Dataset entries

--- Start ---

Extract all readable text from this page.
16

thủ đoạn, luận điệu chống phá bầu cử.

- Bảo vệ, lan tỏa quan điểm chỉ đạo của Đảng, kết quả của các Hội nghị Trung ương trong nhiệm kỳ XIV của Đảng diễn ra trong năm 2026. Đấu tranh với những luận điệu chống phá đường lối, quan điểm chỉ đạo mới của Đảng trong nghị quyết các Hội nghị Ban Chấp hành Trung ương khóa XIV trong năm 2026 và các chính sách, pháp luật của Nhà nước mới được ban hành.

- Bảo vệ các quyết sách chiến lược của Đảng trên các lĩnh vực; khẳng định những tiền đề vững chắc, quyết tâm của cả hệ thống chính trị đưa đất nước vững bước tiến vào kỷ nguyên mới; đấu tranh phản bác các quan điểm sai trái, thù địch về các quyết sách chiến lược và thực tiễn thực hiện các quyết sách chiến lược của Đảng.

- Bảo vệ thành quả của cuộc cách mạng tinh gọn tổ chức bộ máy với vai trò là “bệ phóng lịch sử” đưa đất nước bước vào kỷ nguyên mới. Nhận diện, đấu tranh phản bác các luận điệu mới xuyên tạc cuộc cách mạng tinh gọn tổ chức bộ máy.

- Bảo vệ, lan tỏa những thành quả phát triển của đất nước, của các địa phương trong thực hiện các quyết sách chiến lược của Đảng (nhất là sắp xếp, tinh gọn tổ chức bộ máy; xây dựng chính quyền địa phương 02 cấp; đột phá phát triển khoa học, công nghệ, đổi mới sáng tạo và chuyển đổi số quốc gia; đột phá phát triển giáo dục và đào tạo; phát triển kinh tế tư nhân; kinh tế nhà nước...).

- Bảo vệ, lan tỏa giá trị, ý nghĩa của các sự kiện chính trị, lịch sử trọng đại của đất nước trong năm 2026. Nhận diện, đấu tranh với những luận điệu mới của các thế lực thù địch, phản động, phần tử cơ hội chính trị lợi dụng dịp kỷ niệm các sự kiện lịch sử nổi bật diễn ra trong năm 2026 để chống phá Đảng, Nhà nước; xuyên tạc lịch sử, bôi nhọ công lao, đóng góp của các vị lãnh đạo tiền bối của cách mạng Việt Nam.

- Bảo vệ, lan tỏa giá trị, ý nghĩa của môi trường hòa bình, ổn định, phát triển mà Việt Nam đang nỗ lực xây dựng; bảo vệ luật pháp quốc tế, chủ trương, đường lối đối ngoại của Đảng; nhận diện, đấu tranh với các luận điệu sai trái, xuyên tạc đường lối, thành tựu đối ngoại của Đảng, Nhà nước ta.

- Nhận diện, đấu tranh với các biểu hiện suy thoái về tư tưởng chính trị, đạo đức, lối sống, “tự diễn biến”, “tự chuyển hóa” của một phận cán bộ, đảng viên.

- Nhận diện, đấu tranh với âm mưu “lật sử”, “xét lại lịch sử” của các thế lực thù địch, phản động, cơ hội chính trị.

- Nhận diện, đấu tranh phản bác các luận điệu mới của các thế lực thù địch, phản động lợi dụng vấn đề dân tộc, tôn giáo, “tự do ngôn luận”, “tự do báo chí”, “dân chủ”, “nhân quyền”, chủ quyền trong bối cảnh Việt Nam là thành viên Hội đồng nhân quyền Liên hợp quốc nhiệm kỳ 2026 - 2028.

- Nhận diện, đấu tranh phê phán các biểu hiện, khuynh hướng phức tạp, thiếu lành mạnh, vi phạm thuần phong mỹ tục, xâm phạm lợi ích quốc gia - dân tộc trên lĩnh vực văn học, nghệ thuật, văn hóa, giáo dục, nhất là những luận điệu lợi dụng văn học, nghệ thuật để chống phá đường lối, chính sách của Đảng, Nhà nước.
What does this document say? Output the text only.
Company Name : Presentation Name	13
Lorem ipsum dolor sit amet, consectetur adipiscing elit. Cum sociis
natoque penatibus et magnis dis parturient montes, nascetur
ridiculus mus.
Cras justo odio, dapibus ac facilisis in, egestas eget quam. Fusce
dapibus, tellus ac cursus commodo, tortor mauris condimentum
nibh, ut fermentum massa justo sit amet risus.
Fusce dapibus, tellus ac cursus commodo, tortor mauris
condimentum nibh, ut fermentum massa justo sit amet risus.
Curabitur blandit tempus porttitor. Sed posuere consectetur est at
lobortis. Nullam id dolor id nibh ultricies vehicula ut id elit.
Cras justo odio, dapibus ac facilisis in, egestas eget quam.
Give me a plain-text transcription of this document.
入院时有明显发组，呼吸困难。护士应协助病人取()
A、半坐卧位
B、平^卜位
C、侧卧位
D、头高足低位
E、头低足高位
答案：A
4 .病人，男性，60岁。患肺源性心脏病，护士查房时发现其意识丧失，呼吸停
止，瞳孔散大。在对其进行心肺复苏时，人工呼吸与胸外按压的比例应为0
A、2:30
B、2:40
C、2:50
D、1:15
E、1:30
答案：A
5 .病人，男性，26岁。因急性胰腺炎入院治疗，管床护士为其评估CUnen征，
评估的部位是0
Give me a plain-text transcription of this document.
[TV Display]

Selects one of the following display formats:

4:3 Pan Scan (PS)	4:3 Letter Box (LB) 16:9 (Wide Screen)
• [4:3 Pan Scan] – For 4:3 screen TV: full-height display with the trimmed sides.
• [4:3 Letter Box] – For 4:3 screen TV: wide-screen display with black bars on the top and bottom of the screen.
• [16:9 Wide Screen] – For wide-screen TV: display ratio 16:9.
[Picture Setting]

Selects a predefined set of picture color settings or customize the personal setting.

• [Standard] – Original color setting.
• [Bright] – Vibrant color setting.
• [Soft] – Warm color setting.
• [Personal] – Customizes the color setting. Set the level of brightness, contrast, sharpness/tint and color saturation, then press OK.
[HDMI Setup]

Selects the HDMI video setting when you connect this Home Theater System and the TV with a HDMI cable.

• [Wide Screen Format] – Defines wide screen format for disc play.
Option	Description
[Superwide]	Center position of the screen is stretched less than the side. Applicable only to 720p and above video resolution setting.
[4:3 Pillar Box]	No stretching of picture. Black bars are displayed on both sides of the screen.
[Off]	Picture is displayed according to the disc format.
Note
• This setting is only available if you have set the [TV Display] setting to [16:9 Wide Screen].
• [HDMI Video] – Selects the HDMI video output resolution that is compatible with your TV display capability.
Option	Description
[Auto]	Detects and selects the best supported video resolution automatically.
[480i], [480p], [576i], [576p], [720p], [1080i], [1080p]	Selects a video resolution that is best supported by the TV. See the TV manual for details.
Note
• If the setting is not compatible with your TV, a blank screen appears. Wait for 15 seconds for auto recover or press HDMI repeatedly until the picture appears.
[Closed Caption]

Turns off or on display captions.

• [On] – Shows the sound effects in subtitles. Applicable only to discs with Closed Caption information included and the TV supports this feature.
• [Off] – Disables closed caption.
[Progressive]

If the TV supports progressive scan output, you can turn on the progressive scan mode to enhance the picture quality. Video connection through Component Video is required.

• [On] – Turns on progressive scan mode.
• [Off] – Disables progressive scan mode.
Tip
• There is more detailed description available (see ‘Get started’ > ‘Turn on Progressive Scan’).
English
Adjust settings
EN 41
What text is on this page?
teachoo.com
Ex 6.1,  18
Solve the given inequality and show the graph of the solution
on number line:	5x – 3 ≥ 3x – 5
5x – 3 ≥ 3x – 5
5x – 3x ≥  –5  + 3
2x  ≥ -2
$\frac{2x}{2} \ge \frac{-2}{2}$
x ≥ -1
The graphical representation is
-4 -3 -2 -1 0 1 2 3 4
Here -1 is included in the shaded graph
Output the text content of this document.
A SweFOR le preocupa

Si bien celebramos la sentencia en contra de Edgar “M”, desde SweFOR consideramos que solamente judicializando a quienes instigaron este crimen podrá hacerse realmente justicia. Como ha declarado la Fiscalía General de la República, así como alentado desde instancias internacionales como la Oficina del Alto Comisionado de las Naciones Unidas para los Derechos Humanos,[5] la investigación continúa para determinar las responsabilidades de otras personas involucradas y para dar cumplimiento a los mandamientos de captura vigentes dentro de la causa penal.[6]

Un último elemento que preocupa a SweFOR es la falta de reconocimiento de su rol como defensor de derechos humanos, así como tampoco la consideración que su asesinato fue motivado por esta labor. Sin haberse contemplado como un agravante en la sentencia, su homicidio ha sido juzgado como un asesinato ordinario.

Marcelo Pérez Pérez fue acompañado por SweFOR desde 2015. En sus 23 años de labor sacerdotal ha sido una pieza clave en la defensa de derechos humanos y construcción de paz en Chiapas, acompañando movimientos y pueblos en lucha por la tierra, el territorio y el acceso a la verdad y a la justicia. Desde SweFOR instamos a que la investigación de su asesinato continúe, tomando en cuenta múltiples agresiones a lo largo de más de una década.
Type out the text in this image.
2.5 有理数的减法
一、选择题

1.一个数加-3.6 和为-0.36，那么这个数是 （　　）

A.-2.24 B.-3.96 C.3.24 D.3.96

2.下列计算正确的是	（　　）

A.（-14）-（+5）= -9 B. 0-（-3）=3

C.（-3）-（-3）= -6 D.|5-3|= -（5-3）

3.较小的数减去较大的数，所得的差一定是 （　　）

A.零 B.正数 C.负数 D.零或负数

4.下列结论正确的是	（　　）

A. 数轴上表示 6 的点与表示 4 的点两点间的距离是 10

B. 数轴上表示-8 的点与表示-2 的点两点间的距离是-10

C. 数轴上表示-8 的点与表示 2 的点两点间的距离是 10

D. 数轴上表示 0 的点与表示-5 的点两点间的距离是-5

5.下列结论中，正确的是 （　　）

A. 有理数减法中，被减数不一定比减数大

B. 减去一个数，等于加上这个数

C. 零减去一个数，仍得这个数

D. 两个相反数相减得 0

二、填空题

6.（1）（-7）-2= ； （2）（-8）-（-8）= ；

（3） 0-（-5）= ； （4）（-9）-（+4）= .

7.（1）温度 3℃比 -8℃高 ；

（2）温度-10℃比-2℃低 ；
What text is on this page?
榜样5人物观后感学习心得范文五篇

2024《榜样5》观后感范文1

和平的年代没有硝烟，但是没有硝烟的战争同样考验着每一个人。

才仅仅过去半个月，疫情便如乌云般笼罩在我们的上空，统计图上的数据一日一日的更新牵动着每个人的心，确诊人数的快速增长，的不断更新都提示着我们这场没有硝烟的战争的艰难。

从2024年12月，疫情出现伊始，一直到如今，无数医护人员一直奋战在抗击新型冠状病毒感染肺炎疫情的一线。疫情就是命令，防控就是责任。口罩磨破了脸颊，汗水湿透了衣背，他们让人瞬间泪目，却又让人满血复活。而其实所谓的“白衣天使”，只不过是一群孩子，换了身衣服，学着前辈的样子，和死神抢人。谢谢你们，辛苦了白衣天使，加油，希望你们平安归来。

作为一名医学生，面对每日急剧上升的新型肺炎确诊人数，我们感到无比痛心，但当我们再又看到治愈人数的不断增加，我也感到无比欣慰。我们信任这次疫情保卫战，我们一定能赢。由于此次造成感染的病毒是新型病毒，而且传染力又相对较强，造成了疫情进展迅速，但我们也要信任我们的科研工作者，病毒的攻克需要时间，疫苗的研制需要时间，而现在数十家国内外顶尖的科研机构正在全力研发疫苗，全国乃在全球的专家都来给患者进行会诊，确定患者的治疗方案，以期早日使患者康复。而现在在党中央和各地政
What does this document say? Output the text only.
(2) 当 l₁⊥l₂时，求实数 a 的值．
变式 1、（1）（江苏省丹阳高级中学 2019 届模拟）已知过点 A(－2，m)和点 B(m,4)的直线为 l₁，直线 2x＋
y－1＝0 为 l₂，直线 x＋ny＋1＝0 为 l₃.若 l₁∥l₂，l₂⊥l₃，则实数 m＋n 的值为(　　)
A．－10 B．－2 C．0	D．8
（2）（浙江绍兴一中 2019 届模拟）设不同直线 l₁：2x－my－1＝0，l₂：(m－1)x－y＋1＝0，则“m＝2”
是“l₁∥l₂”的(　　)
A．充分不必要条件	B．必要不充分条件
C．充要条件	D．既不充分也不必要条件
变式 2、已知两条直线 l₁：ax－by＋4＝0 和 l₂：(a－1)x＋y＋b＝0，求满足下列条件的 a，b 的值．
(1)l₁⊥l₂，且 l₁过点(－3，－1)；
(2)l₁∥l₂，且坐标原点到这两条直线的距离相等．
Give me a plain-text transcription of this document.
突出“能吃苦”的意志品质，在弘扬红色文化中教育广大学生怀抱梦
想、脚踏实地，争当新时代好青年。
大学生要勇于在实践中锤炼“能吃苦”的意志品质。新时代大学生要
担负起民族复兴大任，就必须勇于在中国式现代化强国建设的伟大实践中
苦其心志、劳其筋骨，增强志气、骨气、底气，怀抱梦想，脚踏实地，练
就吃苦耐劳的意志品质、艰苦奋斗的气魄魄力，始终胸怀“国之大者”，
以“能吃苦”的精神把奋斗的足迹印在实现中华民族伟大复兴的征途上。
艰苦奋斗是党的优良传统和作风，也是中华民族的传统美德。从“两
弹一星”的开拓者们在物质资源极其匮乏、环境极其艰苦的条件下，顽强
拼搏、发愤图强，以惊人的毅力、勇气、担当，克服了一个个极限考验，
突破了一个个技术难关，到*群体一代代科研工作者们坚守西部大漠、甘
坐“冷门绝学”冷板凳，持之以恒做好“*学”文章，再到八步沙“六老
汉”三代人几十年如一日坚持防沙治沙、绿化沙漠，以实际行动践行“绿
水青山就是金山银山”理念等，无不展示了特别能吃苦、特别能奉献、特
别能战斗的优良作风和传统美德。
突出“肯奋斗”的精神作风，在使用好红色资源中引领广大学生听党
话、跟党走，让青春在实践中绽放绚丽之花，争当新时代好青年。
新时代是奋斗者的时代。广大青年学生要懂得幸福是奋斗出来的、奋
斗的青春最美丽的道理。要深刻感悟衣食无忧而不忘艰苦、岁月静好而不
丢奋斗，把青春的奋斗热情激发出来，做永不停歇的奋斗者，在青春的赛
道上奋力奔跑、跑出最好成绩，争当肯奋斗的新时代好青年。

--- End ---

▶ [Given instruction]: From the entries above, return each line with the word "settings" in it.

▶ [Response to the exercise]:
Selects a predefined set of picture color settings or customize the personal setting.
Adjust settings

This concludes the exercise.